(Dataset items)
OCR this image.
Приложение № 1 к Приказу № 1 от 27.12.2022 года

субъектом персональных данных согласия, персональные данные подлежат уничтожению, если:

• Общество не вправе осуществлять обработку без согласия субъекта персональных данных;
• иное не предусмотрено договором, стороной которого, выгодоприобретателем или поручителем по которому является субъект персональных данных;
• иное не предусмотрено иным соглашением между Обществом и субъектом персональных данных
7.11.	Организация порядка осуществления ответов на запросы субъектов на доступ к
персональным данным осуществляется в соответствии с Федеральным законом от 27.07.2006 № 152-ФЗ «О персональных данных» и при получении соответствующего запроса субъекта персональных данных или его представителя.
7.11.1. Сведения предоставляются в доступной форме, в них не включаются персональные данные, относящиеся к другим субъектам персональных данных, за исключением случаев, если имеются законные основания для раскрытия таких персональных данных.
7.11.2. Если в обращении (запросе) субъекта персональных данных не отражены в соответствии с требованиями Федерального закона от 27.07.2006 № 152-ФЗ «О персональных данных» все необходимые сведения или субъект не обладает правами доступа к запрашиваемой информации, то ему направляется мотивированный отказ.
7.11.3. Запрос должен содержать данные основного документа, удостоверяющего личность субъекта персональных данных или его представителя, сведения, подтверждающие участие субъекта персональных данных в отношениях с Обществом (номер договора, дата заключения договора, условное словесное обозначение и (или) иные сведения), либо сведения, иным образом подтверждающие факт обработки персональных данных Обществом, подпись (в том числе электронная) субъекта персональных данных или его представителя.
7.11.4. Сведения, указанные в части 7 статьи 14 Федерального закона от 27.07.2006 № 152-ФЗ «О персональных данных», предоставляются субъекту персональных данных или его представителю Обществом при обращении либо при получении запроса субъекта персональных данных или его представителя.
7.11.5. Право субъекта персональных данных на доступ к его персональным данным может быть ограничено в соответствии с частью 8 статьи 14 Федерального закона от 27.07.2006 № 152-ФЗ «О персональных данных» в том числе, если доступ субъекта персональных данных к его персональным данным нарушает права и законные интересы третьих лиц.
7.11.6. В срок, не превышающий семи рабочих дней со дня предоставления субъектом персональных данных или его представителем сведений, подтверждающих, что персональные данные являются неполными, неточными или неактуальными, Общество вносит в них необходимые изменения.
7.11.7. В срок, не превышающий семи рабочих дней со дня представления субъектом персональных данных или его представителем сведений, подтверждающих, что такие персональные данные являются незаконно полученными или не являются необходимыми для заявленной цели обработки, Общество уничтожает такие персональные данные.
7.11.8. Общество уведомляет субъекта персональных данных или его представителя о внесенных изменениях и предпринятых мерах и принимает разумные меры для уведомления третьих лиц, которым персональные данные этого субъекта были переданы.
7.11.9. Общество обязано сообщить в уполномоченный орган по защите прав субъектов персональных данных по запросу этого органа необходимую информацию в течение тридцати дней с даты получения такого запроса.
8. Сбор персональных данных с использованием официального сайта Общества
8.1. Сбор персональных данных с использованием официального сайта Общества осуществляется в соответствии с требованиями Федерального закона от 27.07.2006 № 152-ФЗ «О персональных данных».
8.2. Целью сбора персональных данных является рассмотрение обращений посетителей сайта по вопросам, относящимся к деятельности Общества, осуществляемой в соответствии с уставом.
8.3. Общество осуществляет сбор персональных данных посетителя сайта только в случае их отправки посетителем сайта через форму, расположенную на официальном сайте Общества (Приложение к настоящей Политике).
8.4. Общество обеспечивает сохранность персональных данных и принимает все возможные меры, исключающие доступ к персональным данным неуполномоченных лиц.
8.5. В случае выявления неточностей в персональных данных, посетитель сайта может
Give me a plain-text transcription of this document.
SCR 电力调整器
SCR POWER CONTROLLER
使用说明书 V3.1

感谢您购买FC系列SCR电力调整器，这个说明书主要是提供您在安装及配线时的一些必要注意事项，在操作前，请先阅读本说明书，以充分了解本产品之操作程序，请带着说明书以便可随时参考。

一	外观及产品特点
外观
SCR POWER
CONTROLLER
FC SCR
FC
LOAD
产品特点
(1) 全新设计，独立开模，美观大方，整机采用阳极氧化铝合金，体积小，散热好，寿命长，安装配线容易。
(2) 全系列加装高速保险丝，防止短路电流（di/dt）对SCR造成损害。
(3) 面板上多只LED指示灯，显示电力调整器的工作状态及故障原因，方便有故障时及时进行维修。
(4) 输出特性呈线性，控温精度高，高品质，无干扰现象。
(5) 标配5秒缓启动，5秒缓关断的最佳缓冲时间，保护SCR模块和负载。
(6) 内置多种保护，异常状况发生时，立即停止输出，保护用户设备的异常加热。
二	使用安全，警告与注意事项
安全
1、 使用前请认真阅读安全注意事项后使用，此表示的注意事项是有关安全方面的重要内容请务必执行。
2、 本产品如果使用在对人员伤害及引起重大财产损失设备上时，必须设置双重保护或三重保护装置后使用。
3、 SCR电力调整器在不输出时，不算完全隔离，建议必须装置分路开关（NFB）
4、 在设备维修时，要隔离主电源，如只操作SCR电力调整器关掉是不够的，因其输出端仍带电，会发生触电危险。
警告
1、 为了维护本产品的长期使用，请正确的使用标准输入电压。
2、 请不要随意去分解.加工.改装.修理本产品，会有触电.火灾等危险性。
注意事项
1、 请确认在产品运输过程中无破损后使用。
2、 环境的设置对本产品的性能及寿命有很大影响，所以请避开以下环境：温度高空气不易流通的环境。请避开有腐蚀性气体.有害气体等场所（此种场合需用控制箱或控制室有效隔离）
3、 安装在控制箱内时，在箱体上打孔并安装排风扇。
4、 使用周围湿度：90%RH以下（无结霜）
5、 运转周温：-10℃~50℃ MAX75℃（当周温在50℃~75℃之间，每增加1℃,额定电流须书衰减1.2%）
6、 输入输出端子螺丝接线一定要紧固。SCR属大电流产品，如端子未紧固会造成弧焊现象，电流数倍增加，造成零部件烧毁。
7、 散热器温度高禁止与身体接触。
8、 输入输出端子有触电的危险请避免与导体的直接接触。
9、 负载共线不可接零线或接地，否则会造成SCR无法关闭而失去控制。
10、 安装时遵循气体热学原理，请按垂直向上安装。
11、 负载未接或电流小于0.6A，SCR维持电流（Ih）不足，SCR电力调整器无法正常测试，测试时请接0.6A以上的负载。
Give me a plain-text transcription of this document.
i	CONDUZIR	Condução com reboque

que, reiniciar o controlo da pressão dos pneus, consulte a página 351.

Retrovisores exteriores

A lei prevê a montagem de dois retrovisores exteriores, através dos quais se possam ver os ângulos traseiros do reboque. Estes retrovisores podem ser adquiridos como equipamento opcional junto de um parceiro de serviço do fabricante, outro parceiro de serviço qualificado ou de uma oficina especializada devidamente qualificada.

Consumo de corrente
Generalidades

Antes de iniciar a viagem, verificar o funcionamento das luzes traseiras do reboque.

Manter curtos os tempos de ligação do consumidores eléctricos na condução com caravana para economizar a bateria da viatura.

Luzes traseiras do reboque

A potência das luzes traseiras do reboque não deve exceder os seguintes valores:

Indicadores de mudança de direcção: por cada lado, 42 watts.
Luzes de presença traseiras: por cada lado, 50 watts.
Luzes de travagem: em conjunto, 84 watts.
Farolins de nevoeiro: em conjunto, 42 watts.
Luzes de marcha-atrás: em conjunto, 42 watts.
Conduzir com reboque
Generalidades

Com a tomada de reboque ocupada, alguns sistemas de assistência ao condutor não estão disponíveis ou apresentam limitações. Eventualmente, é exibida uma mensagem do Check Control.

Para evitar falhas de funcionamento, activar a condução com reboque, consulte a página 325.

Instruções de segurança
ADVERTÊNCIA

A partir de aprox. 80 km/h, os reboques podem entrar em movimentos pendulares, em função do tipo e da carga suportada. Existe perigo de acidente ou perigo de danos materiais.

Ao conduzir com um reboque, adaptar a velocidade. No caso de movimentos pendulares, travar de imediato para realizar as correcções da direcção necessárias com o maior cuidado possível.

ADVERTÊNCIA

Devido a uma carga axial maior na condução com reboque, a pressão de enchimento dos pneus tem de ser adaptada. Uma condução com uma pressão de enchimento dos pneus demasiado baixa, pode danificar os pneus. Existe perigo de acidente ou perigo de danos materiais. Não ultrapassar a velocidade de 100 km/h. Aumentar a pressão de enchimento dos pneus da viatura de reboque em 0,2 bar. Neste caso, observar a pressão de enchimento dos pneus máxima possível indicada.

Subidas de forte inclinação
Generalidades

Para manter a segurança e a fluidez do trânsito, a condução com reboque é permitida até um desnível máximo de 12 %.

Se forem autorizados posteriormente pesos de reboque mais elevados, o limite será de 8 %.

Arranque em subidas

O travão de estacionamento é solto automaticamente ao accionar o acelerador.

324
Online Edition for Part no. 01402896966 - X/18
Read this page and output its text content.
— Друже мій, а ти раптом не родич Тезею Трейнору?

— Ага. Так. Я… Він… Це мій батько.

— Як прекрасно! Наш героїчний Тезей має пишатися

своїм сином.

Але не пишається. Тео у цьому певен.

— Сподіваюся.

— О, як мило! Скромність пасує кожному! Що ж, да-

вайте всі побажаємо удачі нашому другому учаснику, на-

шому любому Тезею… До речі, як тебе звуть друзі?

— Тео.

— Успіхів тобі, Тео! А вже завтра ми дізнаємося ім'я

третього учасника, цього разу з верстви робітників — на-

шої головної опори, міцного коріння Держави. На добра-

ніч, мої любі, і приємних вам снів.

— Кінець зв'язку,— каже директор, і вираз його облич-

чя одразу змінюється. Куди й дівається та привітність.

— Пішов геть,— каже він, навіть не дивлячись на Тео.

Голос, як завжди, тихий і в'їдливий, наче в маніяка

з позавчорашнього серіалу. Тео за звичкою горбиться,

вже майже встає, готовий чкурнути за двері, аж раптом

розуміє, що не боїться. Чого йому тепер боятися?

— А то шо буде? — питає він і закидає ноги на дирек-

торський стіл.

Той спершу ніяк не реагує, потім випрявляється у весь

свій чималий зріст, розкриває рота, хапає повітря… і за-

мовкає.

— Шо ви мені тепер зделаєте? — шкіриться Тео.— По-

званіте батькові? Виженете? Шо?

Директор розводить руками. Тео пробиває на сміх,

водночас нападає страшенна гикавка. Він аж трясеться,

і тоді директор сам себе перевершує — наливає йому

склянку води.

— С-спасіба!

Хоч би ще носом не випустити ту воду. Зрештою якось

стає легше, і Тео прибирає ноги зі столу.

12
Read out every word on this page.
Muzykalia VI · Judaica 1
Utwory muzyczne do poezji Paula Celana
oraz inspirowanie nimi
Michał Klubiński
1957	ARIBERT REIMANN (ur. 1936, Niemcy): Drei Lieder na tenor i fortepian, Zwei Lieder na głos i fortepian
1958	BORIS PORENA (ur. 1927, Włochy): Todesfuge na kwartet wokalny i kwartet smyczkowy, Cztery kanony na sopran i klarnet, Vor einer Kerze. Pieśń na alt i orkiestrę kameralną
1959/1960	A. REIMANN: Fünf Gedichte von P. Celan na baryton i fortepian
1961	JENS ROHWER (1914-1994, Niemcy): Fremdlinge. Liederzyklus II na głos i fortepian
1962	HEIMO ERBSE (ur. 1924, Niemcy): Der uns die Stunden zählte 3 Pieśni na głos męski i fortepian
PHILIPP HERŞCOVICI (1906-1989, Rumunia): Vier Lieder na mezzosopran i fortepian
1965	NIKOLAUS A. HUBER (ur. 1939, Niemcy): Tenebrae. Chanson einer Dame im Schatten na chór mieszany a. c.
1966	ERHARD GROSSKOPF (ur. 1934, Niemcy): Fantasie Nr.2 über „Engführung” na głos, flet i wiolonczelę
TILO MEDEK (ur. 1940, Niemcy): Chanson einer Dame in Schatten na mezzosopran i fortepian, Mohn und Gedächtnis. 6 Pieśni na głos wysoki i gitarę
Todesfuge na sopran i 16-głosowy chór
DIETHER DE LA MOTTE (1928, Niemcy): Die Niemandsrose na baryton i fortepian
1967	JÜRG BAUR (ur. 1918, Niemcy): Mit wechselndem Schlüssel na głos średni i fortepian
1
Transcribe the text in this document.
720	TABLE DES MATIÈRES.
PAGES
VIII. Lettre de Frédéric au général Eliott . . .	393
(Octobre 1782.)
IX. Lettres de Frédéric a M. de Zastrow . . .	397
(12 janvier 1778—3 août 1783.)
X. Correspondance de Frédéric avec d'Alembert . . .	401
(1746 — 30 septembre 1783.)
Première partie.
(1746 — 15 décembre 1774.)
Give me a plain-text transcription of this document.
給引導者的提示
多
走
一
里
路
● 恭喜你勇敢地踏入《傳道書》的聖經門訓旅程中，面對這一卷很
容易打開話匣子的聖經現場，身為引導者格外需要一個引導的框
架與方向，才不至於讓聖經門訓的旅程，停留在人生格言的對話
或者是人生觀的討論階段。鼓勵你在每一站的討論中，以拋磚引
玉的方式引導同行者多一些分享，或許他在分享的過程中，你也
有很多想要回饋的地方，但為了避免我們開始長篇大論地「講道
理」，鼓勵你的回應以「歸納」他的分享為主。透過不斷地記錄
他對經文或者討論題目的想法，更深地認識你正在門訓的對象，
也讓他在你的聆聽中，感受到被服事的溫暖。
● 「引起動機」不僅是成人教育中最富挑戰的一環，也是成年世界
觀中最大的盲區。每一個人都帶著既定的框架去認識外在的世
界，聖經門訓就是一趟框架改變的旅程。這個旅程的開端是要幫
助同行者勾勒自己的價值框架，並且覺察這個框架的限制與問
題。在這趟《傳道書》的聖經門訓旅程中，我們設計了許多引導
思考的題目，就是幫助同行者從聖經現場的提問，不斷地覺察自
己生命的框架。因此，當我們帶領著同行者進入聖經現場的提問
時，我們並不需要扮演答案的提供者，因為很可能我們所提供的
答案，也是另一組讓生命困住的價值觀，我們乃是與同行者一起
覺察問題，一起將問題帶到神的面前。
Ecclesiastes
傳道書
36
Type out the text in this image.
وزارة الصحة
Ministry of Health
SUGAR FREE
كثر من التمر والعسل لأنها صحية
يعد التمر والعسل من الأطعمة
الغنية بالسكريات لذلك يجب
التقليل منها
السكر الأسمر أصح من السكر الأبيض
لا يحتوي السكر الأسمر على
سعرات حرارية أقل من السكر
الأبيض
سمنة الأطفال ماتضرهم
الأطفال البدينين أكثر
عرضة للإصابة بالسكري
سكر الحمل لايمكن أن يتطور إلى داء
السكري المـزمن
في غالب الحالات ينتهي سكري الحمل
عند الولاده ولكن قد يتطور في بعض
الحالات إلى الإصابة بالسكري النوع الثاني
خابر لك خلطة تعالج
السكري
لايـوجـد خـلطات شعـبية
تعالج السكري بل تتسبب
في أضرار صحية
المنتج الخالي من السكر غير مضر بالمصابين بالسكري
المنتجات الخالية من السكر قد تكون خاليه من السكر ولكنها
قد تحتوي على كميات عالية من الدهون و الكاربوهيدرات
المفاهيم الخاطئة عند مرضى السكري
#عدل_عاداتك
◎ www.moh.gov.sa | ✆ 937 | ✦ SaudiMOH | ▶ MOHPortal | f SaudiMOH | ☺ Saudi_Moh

◆ Required work ◆
Nothing outside the span should appear: transcribe the lines from the one containing "Type out the text in this image." through the last line of the records.

◆ Task solution ◆
Type out the text in this image.
وزارة الصحة
Ministry of Health
SUGAR FREE
كثر من التمر والعسل لأنها صحية
يعد التمر والعسل من الأطعمة
الغنية بالسكريات لذلك يجب
التقليل منها
السكر الأسمر أصح من السكر الأبيض
لا يحتوي السكر الأسمر على
سعرات حرارية أقل من السكر
الأبيض
سمنة الأطفال ماتضرهم
الأطفال البدينين أكثر
عرضة للإصابة بالسكري
سكر الحمل لايمكن أن يتطور إلى داء
السكري المـزمن
في غالب الحالات ينتهي سكري الحمل
عند الولاده ولكن قد يتطور في بعض
الحالات إلى الإصابة بالسكري النوع الثاني
خابر لك خلطة تعالج
السكري
لايـوجـد خـلطات شعـبية
تعالج السكري بل تتسبب
في أضرار صحية
المنتج الخالي من السكر غير مضر بالمصابين بالسكري
المنتجات الخالية من السكر قد تكون خاليه من السكر ولكنها
قد تحتوي على كميات عالية من الدهون و الكاربوهيدرات
المفاهيم الخاطئة عند مرضى السكري
#عدل_عاداتك
◎ www.moh.gov.sa | ✆ 937 | ✦ SaudiMOH | ▶ MOHPortal | f SaudiMOH | ☺ Saudi_Moh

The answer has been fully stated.